Records from a data source

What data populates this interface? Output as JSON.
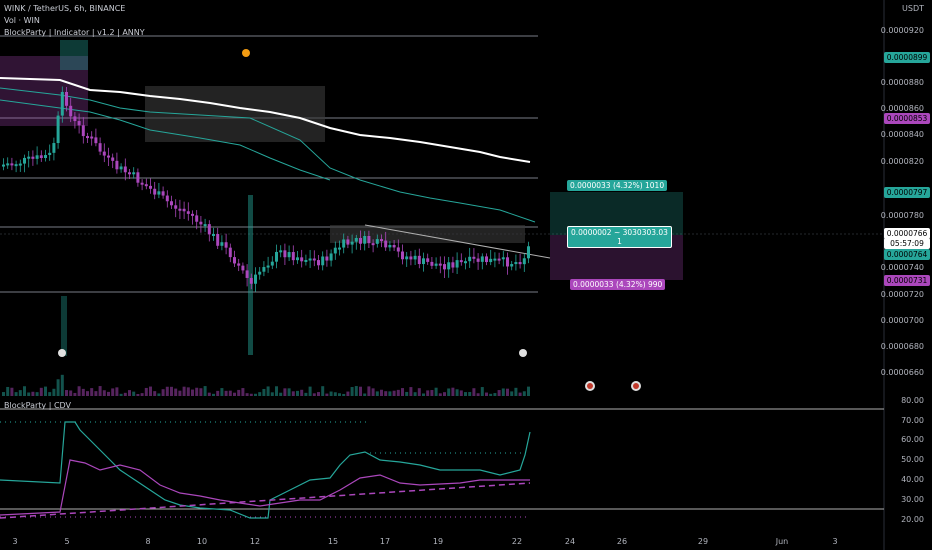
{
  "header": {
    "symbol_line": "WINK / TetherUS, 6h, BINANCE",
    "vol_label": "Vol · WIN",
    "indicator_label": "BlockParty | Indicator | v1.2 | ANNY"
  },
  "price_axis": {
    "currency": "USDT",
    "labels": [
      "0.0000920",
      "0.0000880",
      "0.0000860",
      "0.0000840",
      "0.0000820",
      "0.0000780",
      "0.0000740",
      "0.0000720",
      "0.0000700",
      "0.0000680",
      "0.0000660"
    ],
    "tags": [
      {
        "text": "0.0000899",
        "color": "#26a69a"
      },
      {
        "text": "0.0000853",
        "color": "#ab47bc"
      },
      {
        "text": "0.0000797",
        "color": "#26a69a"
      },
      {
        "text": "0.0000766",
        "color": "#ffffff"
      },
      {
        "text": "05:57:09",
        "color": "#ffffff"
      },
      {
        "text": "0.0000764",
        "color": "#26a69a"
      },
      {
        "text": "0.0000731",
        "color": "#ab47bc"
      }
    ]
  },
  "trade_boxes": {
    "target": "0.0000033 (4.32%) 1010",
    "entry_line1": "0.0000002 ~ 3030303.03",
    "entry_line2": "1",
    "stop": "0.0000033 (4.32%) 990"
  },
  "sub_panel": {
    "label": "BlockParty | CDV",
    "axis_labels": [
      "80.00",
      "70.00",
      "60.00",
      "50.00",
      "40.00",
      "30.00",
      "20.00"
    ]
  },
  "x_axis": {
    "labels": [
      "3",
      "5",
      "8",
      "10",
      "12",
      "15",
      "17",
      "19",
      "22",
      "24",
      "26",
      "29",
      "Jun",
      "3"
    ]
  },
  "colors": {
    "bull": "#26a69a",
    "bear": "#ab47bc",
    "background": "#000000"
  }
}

Instruction: Choose all lines containing the string "BlockParty" and copy them out.

Exercise answer:
    "indicator_label": "BlockParty | Indicator | v1.2 | ANNY"
    "label": "BlockParty | CDV",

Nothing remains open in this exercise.